**What you need to do:** Output every line of the material exactly, omitting images.

┌──

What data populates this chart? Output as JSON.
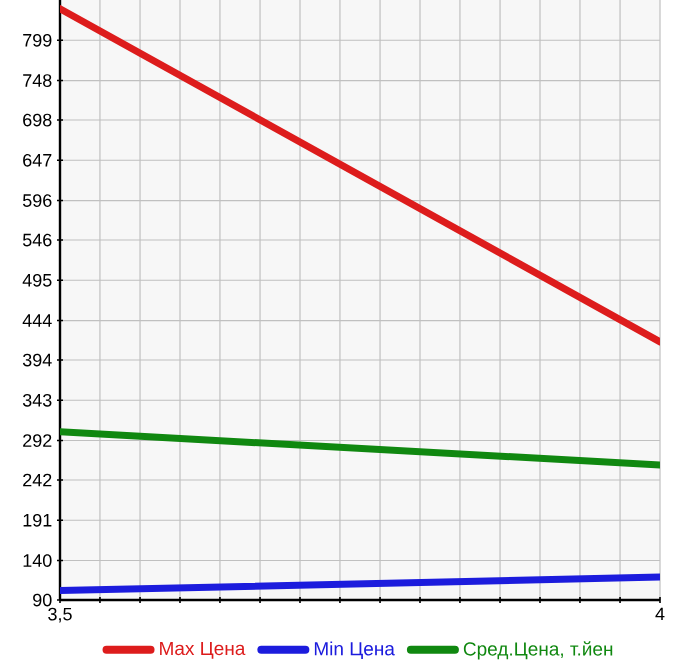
{
  "chart_data": {
    "type": "line",
    "x": [
      3.5,
      4
    ],
    "series": [
      {
        "name": "Max Цена",
        "color": "#dd1c1c",
        "values": [
          839,
          417
        ]
      },
      {
        "name": "Min Цена",
        "color": "#1c1cdd",
        "values": [
          102,
          119
        ]
      },
      {
        "name": "Сред.Цена, т.йен",
        "color": "#108810",
        "values": [
          303,
          261
        ]
      }
    ],
    "xlim": [
      3.5,
      4
    ],
    "xticks": [
      {
        "value": 3.5,
        "label": "3,5"
      },
      {
        "value": 3.5333,
        "label": null
      },
      {
        "value": 3.5667,
        "label": null
      },
      {
        "value": 3.6,
        "label": null
      },
      {
        "value": 3.6333,
        "label": null
      },
      {
        "value": 3.6667,
        "label": null
      },
      {
        "value": 3.7,
        "label": null
      },
      {
        "value": 3.7333,
        "label": null
      },
      {
        "value": 3.7667,
        "label": null
      },
      {
        "value": 3.8,
        "label": null
      },
      {
        "value": 3.8333,
        "label": null
      },
      {
        "value": 3.8667,
        "label": null
      },
      {
        "value": 3.9,
        "label": null
      },
      {
        "value": 3.9333,
        "label": null
      },
      {
        "value": 3.9667,
        "label": null
      },
      {
        "value": 4,
        "label": "4"
      }
    ],
    "ylim": [
      90,
      850
    ],
    "yticks": [
      90,
      140,
      191,
      242,
      292,
      343,
      394,
      444,
      495,
      546,
      596,
      647,
      698,
      748,
      799
    ],
    "grid": true,
    "legend": "bottom",
    "marker": "none",
    "line_style": "solid"
  }
}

└──

**Reply to the task:**
What data populates this chart? Output as JSON.
{
  "chart_data": {
    "type": "line",
    "x": [
      3.5,
      4
    ],
    "series": [
      {
        "name": "Max Цена",
        "color": "#dd1c1c",
        "values": [
          839,
          417
        ]
      },
      {
        "name": "Min Цена",
        "color": "#1c1cdd",
        "values": [
          102,
          119
        ]
      },
      {
        "name": "Сред.Цена, т.йен",
        "color": "#108810",
        "values": [
          303,
          261
        ]
      }
    ],
    "xlim": [
      3.5,
      4
    ],
    "xticks": [
      {
        "value": 3.5,
        "label": "3,5"
      },
      {
        "value": 3.5333,
        "label": null
      },
      {
        "value": 3.5667,
        "label": null
      },
      {
        "value": 3.6,
        "label": null
      },
      {
        "value": 3.6333,
        "label": null
      },
      {
        "value": 3.6667,
        "label": null
      },
      {
        "value": 3.7,
        "label": null
      },
      {
        "value": 3.7333,
        "label": null
      },
      {
        "value": 3.7667,
        "label": null
      },
      {
        "value": 3.8,
        "label": null
      },
      {
        "value": 3.8333,
        "label": null
      },
      {
        "value": 3.8667,
        "label": null
      },
      {
        "value": 3.9,
        "label": null
      },
      {
        "value": 3.9333,
        "label": null
      },
      {
        "value": 3.9667,
        "label": null
      },
      {
        "value": 4,
        "label": "4"
      }
    ],
    "ylim": [
      90,
      850
    ],
    "yticks": [
      90,
      140,
      191,
      242,
      292,
      343,
      394,
      444,
      495,
      546,
      596,
      647,
      698,
      748,
      799
    ],
    "grid": true,
    "legend": "bottom",
    "marker": "none",
    "line_style": "solid"
  }
}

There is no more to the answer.